__Task statement__.
Copy each line with the word "Configuration" in it.

****************************************

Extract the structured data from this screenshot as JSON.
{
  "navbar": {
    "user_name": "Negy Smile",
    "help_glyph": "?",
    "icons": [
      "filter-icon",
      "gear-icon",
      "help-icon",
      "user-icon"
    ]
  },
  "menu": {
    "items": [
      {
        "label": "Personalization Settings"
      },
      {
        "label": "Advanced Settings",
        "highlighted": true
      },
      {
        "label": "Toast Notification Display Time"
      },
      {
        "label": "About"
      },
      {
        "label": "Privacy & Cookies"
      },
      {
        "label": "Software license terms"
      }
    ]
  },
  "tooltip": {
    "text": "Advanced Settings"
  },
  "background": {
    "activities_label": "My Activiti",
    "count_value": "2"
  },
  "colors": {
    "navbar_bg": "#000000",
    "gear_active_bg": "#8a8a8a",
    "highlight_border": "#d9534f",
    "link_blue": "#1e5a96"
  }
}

****************************************

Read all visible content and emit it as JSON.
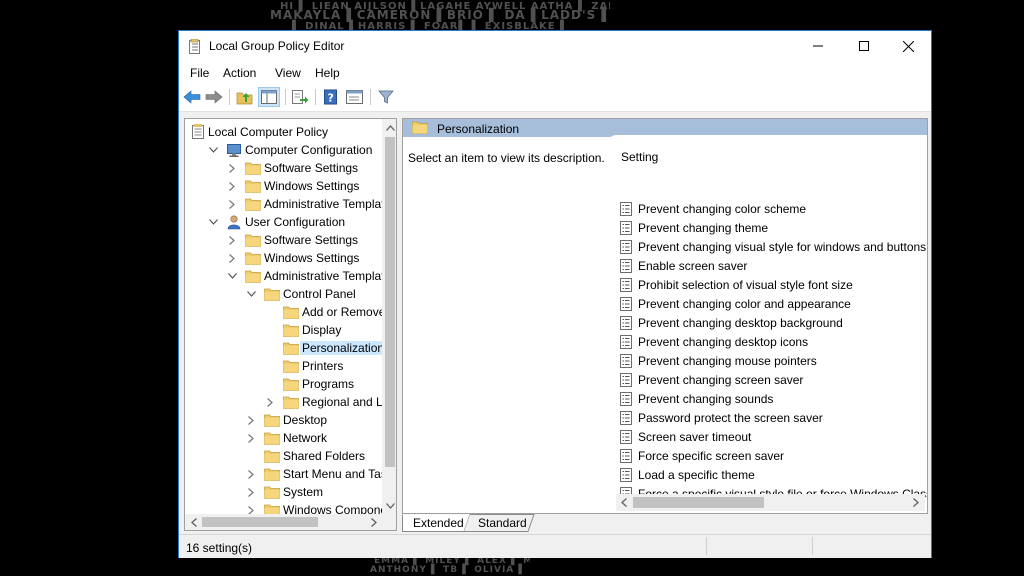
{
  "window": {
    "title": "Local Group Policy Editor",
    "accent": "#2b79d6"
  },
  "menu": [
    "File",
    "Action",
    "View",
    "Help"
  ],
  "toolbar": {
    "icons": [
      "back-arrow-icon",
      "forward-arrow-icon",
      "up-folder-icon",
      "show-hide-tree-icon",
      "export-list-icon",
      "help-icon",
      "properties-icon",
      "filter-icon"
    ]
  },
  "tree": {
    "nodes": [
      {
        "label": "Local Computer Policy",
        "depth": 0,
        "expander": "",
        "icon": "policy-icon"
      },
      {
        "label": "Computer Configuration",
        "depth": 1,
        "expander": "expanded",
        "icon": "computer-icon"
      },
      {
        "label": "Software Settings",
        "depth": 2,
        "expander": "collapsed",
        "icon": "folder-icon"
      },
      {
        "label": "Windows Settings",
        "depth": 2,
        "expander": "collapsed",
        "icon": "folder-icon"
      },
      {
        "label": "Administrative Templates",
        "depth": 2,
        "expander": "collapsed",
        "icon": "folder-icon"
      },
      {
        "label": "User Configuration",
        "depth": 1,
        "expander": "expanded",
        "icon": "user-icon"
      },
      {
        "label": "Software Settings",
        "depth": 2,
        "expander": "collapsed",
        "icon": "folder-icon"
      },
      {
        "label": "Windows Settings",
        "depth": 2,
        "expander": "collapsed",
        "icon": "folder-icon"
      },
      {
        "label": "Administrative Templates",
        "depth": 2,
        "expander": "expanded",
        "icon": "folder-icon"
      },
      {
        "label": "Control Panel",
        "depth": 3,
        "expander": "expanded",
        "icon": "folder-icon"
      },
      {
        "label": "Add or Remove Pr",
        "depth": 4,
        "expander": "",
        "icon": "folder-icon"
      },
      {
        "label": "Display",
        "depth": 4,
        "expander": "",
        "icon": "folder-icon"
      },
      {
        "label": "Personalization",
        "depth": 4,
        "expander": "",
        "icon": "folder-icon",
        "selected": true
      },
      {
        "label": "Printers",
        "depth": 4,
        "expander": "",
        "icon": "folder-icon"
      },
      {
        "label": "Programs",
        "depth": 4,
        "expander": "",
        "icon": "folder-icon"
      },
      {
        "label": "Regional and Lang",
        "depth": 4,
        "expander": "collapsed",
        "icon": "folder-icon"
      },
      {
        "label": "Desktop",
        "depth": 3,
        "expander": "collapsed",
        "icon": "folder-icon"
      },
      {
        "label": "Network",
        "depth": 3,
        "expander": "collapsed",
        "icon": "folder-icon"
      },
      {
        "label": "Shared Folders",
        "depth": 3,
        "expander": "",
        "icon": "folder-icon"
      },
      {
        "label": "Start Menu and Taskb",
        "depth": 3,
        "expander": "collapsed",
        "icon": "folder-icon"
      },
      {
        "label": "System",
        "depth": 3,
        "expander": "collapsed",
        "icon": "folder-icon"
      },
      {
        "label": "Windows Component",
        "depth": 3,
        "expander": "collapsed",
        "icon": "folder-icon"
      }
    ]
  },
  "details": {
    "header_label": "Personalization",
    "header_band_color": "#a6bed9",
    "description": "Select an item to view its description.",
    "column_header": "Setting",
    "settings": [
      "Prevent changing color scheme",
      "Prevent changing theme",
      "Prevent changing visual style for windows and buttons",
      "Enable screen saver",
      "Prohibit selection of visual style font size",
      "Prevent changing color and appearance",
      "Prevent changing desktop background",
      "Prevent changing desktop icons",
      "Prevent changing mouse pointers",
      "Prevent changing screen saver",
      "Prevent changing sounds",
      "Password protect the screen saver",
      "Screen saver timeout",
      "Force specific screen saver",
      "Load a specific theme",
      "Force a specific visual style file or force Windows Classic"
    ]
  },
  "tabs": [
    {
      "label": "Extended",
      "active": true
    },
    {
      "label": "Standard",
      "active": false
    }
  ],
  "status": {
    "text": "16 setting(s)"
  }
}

****************************************

__Exercise output__.
        "label": "Computer Configuration",
        "label": "User Configuration",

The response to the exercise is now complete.